***** Supplied records

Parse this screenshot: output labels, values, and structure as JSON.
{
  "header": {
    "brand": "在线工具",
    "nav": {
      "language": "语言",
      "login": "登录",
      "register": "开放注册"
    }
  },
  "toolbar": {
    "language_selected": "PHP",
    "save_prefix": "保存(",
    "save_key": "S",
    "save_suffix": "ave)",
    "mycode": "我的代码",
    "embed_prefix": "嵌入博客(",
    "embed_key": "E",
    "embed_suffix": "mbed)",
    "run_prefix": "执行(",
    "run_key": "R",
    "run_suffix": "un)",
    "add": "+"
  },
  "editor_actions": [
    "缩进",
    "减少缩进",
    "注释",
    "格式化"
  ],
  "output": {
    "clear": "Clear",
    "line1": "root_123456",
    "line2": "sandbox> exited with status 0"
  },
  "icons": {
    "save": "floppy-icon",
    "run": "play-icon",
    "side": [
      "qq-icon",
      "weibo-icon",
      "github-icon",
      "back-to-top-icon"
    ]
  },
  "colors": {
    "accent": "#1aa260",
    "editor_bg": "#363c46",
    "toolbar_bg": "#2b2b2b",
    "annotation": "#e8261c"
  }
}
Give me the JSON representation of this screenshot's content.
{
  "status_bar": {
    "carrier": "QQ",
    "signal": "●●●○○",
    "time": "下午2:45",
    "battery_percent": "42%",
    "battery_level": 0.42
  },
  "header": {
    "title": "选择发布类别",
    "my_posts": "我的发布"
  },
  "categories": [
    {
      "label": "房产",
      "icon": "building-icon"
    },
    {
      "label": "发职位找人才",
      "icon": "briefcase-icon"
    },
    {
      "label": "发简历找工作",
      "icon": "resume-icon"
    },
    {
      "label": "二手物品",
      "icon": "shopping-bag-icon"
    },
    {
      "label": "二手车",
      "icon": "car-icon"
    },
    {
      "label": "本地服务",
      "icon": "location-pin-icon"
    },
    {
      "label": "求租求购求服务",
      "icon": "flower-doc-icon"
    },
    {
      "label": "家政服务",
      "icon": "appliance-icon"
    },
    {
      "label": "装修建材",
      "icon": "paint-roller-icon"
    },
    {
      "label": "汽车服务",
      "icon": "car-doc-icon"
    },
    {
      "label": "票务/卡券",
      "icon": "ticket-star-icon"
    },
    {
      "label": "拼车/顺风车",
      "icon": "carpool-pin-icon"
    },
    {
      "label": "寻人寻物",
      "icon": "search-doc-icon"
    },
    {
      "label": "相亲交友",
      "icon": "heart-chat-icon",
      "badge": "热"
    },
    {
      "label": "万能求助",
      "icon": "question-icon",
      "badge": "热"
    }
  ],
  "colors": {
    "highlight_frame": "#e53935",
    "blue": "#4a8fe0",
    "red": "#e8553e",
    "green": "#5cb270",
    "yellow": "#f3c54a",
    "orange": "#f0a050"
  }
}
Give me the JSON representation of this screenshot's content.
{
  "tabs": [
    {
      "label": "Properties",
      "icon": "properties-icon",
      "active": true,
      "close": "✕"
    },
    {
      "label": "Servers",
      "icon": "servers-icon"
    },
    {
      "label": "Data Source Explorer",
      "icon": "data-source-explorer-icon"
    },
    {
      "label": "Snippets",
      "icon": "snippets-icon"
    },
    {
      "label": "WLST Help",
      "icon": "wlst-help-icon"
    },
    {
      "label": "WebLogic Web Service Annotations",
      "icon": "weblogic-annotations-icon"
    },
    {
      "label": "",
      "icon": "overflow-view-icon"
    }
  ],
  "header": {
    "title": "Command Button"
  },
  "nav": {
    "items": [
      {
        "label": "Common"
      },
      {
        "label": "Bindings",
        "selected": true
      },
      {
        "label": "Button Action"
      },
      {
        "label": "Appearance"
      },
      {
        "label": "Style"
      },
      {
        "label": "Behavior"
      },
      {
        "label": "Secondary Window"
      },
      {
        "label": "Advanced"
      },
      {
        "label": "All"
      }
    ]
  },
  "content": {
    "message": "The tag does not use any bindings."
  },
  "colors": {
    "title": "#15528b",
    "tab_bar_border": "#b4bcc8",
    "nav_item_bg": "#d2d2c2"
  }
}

**********

§ The exercise: Reproduce the material exactly, with every line intact.

§ Exercise answer:
Parse this screenshot: output labels, values, and structure as JSON.
{
  "header": {
    "brand": "在线工具",
    "nav": {
      "language": "语言",
      "login": "登录",
      "register": "开放注册"
    }
  },
  "toolbar": {
    "language_selected": "PHP",
    "save_prefix": "保存(",
    "save_key": "S",
    "save_suffix": "ave)",
    "mycode": "我的代码",
    "embed_prefix": "嵌入博客(",
    "embed_key": "E",
    "embed_suffix": "mbed)",
    "run_prefix": "执行(",
    "run_key": "R",
    "run_suffix": "un)",
    "add": "+"
  },
  "editor_actions": [
    "缩进",
    "减少缩进",
    "注释",
    "格式化"
  ],
  "output": {
    "clear": "Clear",
    "line1": "root_123456",
    "line2": "sandbox> exited with status 0"
  },
  "icons": {
    "save": "floppy-icon",
    "run": "play-icon",
    "side": [
      "qq-icon",
      "weibo-icon",
      "github-icon",
      "back-to-top-icon"
    ]
  },
  "colors": {
    "accent": "#1aa260",
    "editor_bg": "#363c46",
    "toolbar_bg": "#2b2b2b",
    "annotation": "#e8261c"
  }
}
Give me the JSON representation of this screenshot's content.
{
  "status_bar": {
    "carrier": "QQ",
    "signal": "●●●○○",
    "time": "下午2:45",
    "battery_percent": "42%",
    "battery_level": 0.42
  },
  "header": {
    "title": "选择发布类别",
    "my_posts": "我的发布"
  },
  "categories": [
    {
      "label": "房产",
      "icon": "building-icon"
    },
    {
      "label": "发职位找人才",
      "icon": "briefcase-icon"
    },
    {
      "label": "发简历找工作",
      "icon": "resume-icon"
    },
    {
      "label": "二手物品",
      "icon": "shopping-bag-icon"
    },
    {
      "label": "二手车",
      "icon": "car-icon"
    },
    {
      "label": "本地服务",
      "icon": "location-pin-icon"
    },
    {
      "label": "求租求购求服务",
      "icon": "flower-doc-icon"
    },
    {
      "label": "家政服务",
      "icon": "appliance-icon"
    },
    {
      "label": "装修建材",
      "icon": "paint-roller-icon"
    },
    {
      "label": "汽车服务",
      "icon": "car-doc-icon"
    },
    {
      "label": "票务/卡券",
      "icon": "ticket-star-icon"
    },
    {
      "label": "拼车/顺风车",
      "icon": "carpool-pin-icon"
    },
    {
      "label": "寻人寻物",
      "icon": "search-doc-icon"
    },
    {
      "label": "相亲交友",
      "icon": "heart-chat-icon",
      "badge": "热"
    },
    {
      "label": "万能求助",
      "icon": "question-icon",
      "badge": "热"
    }
  ],
  "colors": {
    "highlight_frame": "#e53935",
    "blue": "#4a8fe0",
    "red": "#e8553e",
    "green": "#5cb270",
    "yellow": "#f3c54a",
    "orange": "#f0a050"
  }
}
Give me the JSON representation of this screenshot's content.
{
  "tabs": [
    {
      "label": "Properties",
      "icon": "properties-icon",
      "active": true,
      "close": "✕"
    },
    {
      "label": "Servers",
      "icon": "servers-icon"
    },
    {
      "label": "Data Source Explorer",
      "icon": "data-source-explorer-icon"
    },
    {
      "label": "Snippets",
      "icon": "snippets-icon"
    },
    {
      "label": "WLST Help",
      "icon": "wlst-help-icon"
    },
    {
      "label": "WebLogic Web Service Annotations",
      "icon": "weblogic-annotations-icon"
    },
    {
      "label": "",
      "icon": "overflow-view-icon"
    }
  ],
  "header": {
    "title": "Command Button"
  },
  "nav": {
    "items": [
      {
        "label": "Common"
      },
      {
        "label": "Bindings",
        "selected": true
      },
      {
        "label": "Button Action"
      },
      {
        "label": "Appearance"
      },
      {
        "label": "Style"
      },
      {
        "label": "Behavior"
      },
      {
        "label": "Secondary Window"
      },
      {
        "label": "Advanced"
      },
      {
        "label": "All"
      }
    ]
  },
  "content": {
    "message": "The tag does not use any bindings."
  },
  "colors": {
    "title": "#15528b",
    "tab_bar_border": "#b4bcc8",
    "nav_item_bg": "#d2d2c2"
  }
}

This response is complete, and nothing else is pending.